* Task goal
Copy the records below exactly, leaving out every picture.

═════ Data to use ═════

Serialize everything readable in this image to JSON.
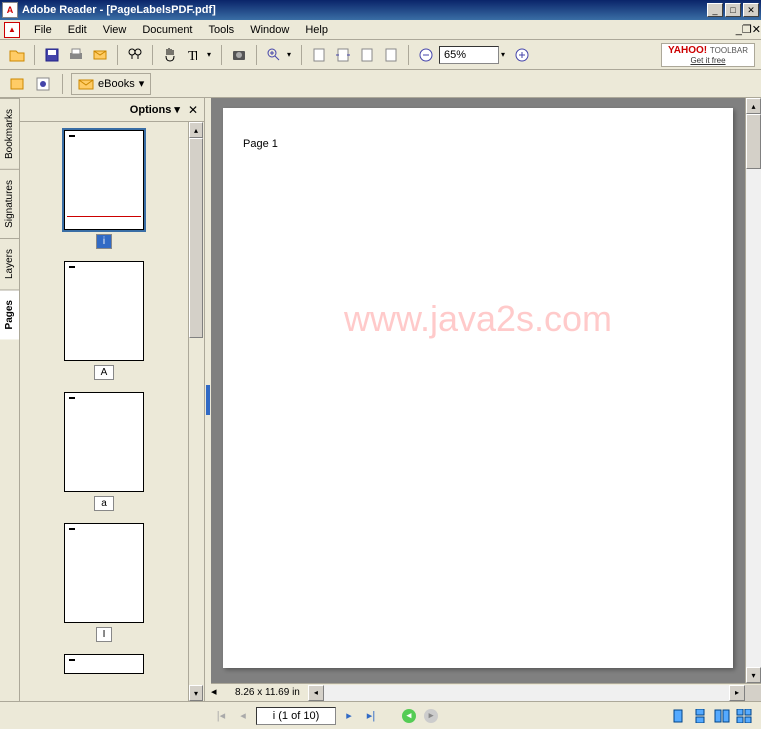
{
  "titlebar": {
    "app": "Adobe Reader",
    "doc": "[PageLabelsPDF.pdf]"
  },
  "menu": {
    "file": "File",
    "edit": "Edit",
    "view": "View",
    "document": "Document",
    "tools": "Tools",
    "window": "Window",
    "help": "Help"
  },
  "toolbar": {
    "zoom": "65%"
  },
  "toolbar2": {
    "ebooks": "eBooks"
  },
  "yahoo": {
    "brand": "YAHOO!",
    "sub": "TOOLBAR",
    "cta": "Get it free"
  },
  "sidetabs": {
    "bookmarks": "Bookmarks",
    "signatures": "Signatures",
    "layers": "Layers",
    "pages": "Pages"
  },
  "pagespanel": {
    "options": "Options",
    "thumbs": [
      {
        "label": "i",
        "selected": true
      },
      {
        "label": "A",
        "selected": false
      },
      {
        "label": "a",
        "selected": false
      },
      {
        "label": "I",
        "selected": false
      }
    ]
  },
  "page": {
    "content": "Page 1"
  },
  "watermark": "www.java2s.com",
  "statusbar": {
    "dim": "8.26 x 11.69 in",
    "pageinfo": "i  (1 of 10)"
  }
}
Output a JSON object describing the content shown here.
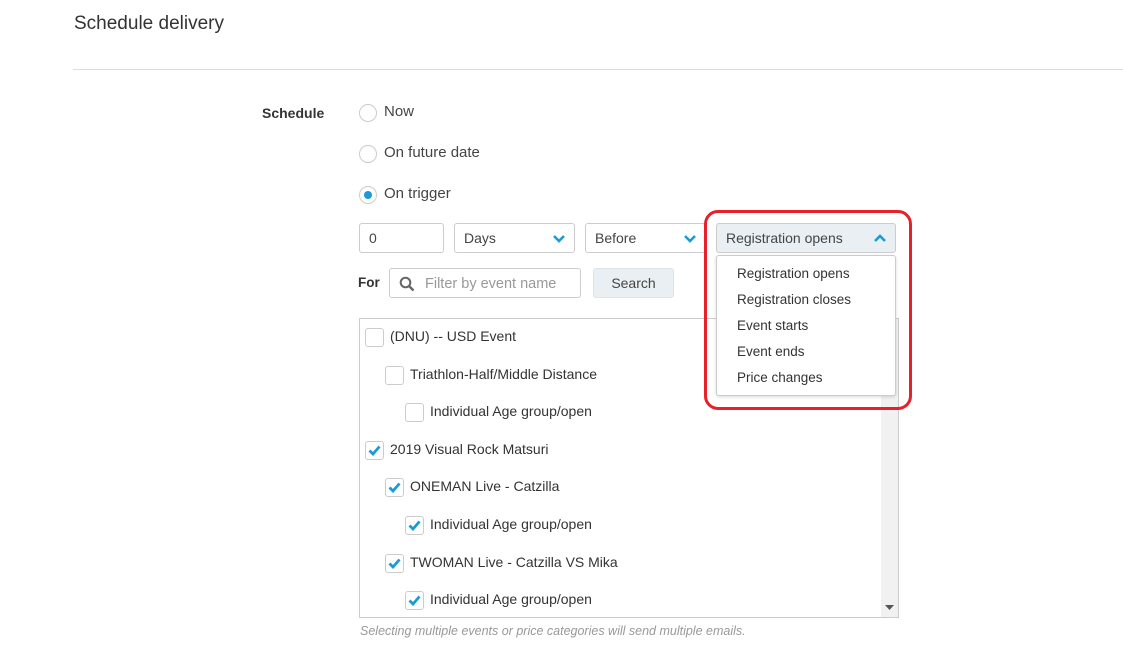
{
  "title": "Schedule delivery",
  "schedule": {
    "label": "Schedule",
    "options": [
      {
        "label": "Now",
        "selected": false
      },
      {
        "label": "On future date",
        "selected": false
      },
      {
        "label": "On trigger",
        "selected": true
      }
    ]
  },
  "trigger": {
    "amount": "0",
    "unit": "Days",
    "relation": "Before",
    "event": "Registration opens",
    "event_options": [
      "Registration opens",
      "Registration closes",
      "Event starts",
      "Event ends",
      "Price changes"
    ]
  },
  "filter": {
    "label": "For",
    "placeholder": "Filter by event name",
    "search_label": "Search"
  },
  "events": [
    {
      "label": "(DNU) -- USD Event",
      "level": 0,
      "checked": false
    },
    {
      "label": "Triathlon-Half/Middle Distance",
      "level": 1,
      "checked": false
    },
    {
      "label": "Individual Age group/open",
      "level": 2,
      "checked": false
    },
    {
      "label": "2019 Visual Rock Matsuri",
      "level": 0,
      "checked": true
    },
    {
      "label": "ONEMAN Live - Catzilla",
      "level": 1,
      "checked": true
    },
    {
      "label": "Individual Age group/open",
      "level": 2,
      "checked": true
    },
    {
      "label": "TWOMAN Live - Catzilla VS Mika",
      "level": 1,
      "checked": true
    },
    {
      "label": "Individual Age group/open",
      "level": 2,
      "checked": true
    }
  ],
  "hint": "Selecting multiple events or price categories will send multiple emails.",
  "colors": {
    "accent": "#1a9bd7",
    "annotation": "#e8202a"
  }
}
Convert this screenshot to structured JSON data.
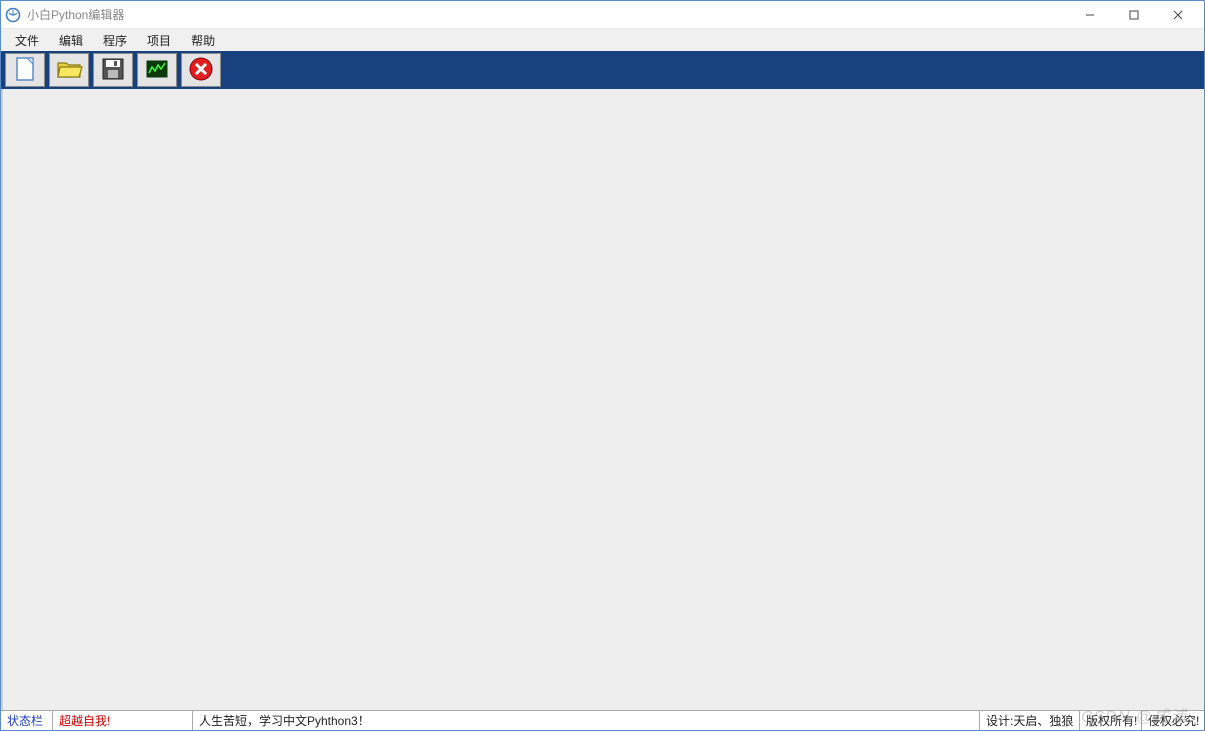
{
  "window": {
    "title": "小白Python编辑器"
  },
  "menu": {
    "items": [
      "文件",
      "编辑",
      "程序",
      "项目",
      "帮助"
    ]
  },
  "toolbar": {
    "icons": [
      "new-file-icon",
      "open-folder-icon",
      "save-icon",
      "run-icon",
      "stop-icon"
    ]
  },
  "status": {
    "label": "状态栏",
    "motto": "超越自我!",
    "message": "人生苦短，学习中文Pyhthon3！",
    "designer": "设计:天启、独狼",
    "copyright": "版权所有!",
    "legal": "侵权必究!"
  },
  "watermark": "CSDN @成浦"
}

═════

* Exercise output
Serialize everything readable in this image to JSON.
{
  "titlebar": {
    "app": "Adobe Reader",
    "doc": "[PageLabelsPDF.pdf]"
  },
  "menu": {
    "file": "File",
    "edit": "Edit",
    "view": "View",
    "document": "Document",
    "tools": "Tools",
    "window": "Window",
    "help": "Help"
  },
  "toolbar": {
    "zoom": "65%"
  },
  "toolbar2": {
    "ebooks": "eBooks"
  },
  "yahoo": {
    "brand": "YAHOO!",
    "sub": "TOOLBAR",
    "cta": "Get it free"
  },
  "sidetabs": {
    "bookmarks": "Bookmarks",
    "signatures": "Signatures",
    "layers": "Layers",
    "pages": "Pages"
  },
  "pagespanel": {
    "options": "Options",
    "thumbs": [
      {
        "label": "i",
        "selected": true
      },
      {
        "label": "A",
        "selected": false
      },
      {
        "label": "a",
        "selected": false
      },
      {
        "label": "I",
        "selected": false
      }
    ]
  },
  "page": {
    "content": "Page 1"
  },
  "watermark": "www.java2s.com",
  "statusbar": {
    "dim": "8.26 x 11.69 in",
    "pageinfo": "i  (1 of 10)"
  }
}
Output a JSON object describing the content shown here.
{
  "title": "Schedule delivery",
  "schedule": {
    "label": "Schedule",
    "options": [
      {
        "label": "Now",
        "selected": false
      },
      {
        "label": "On future date",
        "selected": false
      },
      {
        "label": "On trigger",
        "selected": true
      }
    ]
  },
  "trigger": {
    "amount": "0",
    "unit": "Days",
    "relation": "Before",
    "event": "Registration opens",
    "event_options": [
      "Registration opens",
      "Registration closes",
      "Event starts",
      "Event ends",
      "Price changes"
    ]
  },
  "filter": {
    "label": "For",
    "placeholder": "Filter by event name",
    "search_label": "Search"
  },
  "events": [
    {
      "label": "(DNU) -- USD Event",
      "level": 0,
      "checked": false
    },
    {
      "label": "Triathlon-Half/Middle Distance",
      "level": 1,
      "checked": false
    },
    {
      "label": "Individual Age group/open",
      "level": 2,
      "checked": false
    },
    {
      "label": "2019 Visual Rock Matsuri",
      "level": 0,
      "checked": true
    },
    {
      "label": "ONEMAN Live - Catzilla",
      "level": 1,
      "checked": true
    },
    {
      "label": "Individual Age group/open",
      "level": 2,
      "checked": true
    },
    {
      "label": "TWOMAN Live - Catzilla VS Mika",
      "level": 1,
      "checked": true
    },
    {
      "label": "Individual Age group/open",
      "level": 2,
      "checked": true
    }
  ],
  "hint": "Selecting multiple events or price categories will send multiple emails.",
  "colors": {
    "accent": "#1a9bd7",
    "annotation": "#e8202a"
  }
}
Convert this screenshot to structured JSON data.
{
  "window": {
    "title": "小白Python编辑器"
  },
  "menu": {
    "items": [
      "文件",
      "编辑",
      "程序",
      "项目",
      "帮助"
    ]
  },
  "toolbar": {
    "icons": [
      "new-file-icon",
      "open-folder-icon",
      "save-icon",
      "run-icon",
      "stop-icon"
    ]
  },
  "status": {
    "label": "状态栏",
    "motto": "超越自我!",
    "message": "人生苦短，学习中文Pyhthon3！",
    "designer": "设计:天启、独狼",
    "copyright": "版权所有!",
    "legal": "侵权必究!"
  },
  "watermark": "CSDN @成浦"
}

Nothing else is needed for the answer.